Return a copy of every line in the records that includes the word "曳引驱动乘客电梯".
··· PROVIDED INFORMATION ···
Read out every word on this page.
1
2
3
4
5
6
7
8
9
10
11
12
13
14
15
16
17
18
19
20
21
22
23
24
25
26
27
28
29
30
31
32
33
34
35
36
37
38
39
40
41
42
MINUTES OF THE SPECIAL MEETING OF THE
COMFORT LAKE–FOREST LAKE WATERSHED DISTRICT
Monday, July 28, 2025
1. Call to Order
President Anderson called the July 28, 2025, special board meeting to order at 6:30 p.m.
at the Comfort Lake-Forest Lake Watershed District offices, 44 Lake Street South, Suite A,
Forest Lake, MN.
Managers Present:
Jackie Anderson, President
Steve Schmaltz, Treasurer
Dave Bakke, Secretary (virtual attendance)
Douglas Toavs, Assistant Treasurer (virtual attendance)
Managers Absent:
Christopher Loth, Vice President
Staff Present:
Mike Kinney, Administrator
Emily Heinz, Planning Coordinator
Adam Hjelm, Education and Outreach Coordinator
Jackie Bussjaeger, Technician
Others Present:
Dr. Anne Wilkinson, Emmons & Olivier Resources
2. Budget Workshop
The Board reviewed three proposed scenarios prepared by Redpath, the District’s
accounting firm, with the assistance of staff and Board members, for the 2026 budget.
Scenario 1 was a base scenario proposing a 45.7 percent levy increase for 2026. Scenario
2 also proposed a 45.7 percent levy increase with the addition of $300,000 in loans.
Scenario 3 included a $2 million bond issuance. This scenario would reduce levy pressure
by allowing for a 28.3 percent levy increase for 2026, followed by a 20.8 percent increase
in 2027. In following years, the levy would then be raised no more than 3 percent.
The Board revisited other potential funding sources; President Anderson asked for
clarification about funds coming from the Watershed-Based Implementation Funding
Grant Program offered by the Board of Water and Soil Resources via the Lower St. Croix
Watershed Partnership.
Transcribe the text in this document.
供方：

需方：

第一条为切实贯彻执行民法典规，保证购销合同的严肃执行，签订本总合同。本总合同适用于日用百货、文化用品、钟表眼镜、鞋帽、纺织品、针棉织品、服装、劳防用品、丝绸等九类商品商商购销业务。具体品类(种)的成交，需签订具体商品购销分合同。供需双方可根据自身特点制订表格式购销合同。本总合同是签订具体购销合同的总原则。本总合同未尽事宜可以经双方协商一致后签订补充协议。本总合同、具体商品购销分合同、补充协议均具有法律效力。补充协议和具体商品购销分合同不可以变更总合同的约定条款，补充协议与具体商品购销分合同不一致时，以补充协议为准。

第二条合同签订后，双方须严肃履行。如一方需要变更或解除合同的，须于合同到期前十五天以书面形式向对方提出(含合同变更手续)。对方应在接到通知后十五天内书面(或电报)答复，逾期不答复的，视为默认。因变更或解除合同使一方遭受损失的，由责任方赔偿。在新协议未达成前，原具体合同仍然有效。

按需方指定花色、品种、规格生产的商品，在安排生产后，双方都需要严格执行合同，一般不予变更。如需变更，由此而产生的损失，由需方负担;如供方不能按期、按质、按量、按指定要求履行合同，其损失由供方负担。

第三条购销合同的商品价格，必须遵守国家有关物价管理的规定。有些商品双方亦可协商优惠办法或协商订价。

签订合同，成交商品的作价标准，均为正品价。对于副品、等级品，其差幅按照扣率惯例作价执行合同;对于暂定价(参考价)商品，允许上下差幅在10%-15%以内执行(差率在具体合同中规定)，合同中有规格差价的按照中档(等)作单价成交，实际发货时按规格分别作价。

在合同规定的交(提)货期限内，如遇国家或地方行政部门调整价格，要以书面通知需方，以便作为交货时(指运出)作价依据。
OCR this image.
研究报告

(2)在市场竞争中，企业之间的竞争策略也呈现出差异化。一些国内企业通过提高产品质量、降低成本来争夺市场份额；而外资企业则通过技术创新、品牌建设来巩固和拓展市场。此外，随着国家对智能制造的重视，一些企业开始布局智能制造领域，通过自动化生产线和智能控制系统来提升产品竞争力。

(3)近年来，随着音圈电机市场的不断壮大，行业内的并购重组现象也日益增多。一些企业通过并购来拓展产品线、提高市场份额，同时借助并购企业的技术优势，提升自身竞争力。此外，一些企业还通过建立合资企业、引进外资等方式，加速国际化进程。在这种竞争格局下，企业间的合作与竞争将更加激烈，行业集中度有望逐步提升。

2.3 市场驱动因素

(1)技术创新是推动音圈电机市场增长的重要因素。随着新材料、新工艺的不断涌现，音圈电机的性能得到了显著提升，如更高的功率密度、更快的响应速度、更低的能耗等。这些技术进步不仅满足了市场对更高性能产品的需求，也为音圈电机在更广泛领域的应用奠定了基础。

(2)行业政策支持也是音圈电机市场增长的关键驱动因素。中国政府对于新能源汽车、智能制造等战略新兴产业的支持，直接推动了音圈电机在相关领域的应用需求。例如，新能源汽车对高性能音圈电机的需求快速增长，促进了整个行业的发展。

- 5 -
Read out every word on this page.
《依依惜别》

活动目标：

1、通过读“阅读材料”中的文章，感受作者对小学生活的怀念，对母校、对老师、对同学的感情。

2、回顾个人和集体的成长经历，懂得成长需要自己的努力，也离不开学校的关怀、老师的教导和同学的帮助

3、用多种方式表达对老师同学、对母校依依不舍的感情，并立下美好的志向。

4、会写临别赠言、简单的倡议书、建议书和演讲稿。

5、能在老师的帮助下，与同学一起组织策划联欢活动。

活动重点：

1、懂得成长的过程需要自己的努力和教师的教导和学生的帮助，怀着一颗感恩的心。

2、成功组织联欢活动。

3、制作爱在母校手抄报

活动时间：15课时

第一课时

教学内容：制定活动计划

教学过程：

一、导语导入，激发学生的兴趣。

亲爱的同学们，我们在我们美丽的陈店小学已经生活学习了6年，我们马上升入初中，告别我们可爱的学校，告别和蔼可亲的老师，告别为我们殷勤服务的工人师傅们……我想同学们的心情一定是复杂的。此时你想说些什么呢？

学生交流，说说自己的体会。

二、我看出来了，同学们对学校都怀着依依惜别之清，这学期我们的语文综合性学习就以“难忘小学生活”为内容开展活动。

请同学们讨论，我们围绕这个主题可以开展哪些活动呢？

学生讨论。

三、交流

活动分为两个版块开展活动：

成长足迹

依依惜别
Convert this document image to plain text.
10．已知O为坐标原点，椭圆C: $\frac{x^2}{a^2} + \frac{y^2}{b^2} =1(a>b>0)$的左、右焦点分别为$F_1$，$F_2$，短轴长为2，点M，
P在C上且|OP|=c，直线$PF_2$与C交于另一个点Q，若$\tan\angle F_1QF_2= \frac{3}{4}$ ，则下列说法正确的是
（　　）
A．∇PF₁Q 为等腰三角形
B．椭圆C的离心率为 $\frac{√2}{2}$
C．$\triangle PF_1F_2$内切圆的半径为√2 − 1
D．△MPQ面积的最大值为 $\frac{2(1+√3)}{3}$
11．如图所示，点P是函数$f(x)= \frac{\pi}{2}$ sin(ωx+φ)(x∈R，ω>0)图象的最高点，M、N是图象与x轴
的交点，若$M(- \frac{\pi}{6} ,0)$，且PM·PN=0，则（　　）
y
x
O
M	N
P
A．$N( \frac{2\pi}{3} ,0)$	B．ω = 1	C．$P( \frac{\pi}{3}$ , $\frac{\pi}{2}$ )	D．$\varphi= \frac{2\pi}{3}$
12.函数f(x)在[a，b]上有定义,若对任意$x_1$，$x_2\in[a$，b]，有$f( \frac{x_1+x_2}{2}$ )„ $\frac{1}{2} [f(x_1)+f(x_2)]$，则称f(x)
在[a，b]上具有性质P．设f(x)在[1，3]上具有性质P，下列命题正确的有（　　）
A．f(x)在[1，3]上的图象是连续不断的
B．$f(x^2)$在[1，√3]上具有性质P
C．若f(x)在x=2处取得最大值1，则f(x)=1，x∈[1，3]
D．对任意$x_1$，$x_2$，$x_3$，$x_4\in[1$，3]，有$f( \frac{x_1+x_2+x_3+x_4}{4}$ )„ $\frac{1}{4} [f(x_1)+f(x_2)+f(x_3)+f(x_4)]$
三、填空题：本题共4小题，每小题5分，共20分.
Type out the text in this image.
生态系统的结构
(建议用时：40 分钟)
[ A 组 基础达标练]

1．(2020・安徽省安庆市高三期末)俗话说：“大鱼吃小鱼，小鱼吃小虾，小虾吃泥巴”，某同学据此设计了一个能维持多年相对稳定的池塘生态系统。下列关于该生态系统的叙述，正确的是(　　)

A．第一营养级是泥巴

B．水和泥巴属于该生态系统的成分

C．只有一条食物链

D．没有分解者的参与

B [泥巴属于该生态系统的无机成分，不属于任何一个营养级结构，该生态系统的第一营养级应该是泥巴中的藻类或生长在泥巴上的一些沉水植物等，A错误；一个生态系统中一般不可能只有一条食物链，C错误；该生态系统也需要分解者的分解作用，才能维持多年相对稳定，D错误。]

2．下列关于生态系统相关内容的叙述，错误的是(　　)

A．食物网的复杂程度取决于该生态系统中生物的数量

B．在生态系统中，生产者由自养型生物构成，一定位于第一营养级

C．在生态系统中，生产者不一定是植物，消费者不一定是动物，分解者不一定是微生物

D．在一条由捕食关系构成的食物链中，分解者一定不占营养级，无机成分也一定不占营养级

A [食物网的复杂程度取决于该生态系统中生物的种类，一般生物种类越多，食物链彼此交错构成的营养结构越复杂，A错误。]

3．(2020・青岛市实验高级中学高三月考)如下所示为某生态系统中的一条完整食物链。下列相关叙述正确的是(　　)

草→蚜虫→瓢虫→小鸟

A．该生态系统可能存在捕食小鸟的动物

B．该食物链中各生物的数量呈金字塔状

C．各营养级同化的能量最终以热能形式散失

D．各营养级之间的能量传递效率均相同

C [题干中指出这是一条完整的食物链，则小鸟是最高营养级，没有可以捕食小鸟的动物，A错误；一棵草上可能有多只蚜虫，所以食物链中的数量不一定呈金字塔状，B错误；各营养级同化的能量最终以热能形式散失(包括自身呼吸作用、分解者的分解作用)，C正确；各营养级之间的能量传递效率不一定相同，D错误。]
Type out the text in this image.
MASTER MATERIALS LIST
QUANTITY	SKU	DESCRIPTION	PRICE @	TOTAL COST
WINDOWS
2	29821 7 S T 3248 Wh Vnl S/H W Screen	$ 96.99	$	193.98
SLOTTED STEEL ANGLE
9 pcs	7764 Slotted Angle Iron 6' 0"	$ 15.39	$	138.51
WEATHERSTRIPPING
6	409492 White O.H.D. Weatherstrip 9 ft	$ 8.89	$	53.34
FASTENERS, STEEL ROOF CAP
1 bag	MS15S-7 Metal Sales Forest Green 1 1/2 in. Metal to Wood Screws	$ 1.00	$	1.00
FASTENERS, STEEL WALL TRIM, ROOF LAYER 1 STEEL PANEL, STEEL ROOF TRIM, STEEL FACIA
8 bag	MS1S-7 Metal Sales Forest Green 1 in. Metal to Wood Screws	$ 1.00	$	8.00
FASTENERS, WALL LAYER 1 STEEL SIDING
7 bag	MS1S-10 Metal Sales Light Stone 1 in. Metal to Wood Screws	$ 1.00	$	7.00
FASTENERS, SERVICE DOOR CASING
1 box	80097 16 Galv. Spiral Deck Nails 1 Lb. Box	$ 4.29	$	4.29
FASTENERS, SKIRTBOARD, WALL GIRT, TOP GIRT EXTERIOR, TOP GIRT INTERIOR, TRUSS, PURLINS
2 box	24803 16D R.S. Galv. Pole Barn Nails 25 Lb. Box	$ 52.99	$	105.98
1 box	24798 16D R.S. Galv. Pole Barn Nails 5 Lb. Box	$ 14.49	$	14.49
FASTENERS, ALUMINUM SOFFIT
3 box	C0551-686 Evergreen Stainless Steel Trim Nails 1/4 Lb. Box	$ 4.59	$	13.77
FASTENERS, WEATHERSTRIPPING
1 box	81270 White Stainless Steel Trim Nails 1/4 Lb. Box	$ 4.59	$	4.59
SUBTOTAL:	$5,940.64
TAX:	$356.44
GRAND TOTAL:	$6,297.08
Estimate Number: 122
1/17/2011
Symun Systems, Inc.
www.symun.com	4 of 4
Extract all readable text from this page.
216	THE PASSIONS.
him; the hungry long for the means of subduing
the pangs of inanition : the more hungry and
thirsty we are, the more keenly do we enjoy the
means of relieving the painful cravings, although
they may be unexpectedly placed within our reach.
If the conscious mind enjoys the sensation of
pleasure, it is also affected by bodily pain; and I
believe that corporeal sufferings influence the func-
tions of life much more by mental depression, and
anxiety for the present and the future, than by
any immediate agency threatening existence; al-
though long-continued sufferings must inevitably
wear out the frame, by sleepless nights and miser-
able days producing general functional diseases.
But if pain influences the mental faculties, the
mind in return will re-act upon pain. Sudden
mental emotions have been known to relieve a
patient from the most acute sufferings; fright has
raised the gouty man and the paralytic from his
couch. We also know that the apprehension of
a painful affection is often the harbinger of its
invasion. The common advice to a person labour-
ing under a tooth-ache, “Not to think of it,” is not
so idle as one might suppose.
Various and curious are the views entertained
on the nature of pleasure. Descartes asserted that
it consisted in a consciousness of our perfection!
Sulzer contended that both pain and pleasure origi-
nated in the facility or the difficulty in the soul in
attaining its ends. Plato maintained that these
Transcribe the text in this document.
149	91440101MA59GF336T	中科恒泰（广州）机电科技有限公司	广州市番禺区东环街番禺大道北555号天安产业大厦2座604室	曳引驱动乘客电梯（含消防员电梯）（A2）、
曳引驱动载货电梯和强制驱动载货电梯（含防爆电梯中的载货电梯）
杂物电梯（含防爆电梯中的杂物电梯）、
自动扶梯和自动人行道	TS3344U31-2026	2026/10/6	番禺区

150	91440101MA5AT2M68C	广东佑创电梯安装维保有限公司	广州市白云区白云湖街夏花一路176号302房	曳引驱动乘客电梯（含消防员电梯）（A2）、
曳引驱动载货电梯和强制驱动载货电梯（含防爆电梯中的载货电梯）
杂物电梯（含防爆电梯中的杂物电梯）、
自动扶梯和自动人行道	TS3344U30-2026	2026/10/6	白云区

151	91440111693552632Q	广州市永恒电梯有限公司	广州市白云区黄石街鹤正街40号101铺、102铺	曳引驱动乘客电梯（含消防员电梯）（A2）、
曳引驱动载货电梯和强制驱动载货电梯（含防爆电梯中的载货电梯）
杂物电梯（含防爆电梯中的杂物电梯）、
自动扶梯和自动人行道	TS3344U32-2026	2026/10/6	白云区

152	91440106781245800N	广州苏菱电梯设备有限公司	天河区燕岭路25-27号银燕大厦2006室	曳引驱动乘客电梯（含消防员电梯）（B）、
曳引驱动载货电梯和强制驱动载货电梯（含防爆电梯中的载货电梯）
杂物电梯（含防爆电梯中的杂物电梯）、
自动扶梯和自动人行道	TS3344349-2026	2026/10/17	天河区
···
COMPLETE OUTPUT:
149	91440101MA59GF336T	中科恒泰（广州）机电科技有限公司	广州市番禺区东环街番禺大道北555号天安产业大厦2座604室	曳引驱动乘客电梯（含消防员电梯）（A2）、
150	91440101MA5AT2M68C	广东佑创电梯安装维保有限公司	广州市白云区白云湖街夏花一路176号302房	曳引驱动乘客电梯（含消防员电梯）（A2）、
151	91440111693552632Q	广州市永恒电梯有限公司	广州市白云区黄石街鹤正街40号101铺、102铺	曳引驱动乘客电梯（含消防员电梯）（A2）、
152	91440106781245800N	广州苏菱电梯设备有限公司	天河区燕岭路25-27号银燕大厦2006室	曳引驱动乘客电梯（含消防员电梯）（B）、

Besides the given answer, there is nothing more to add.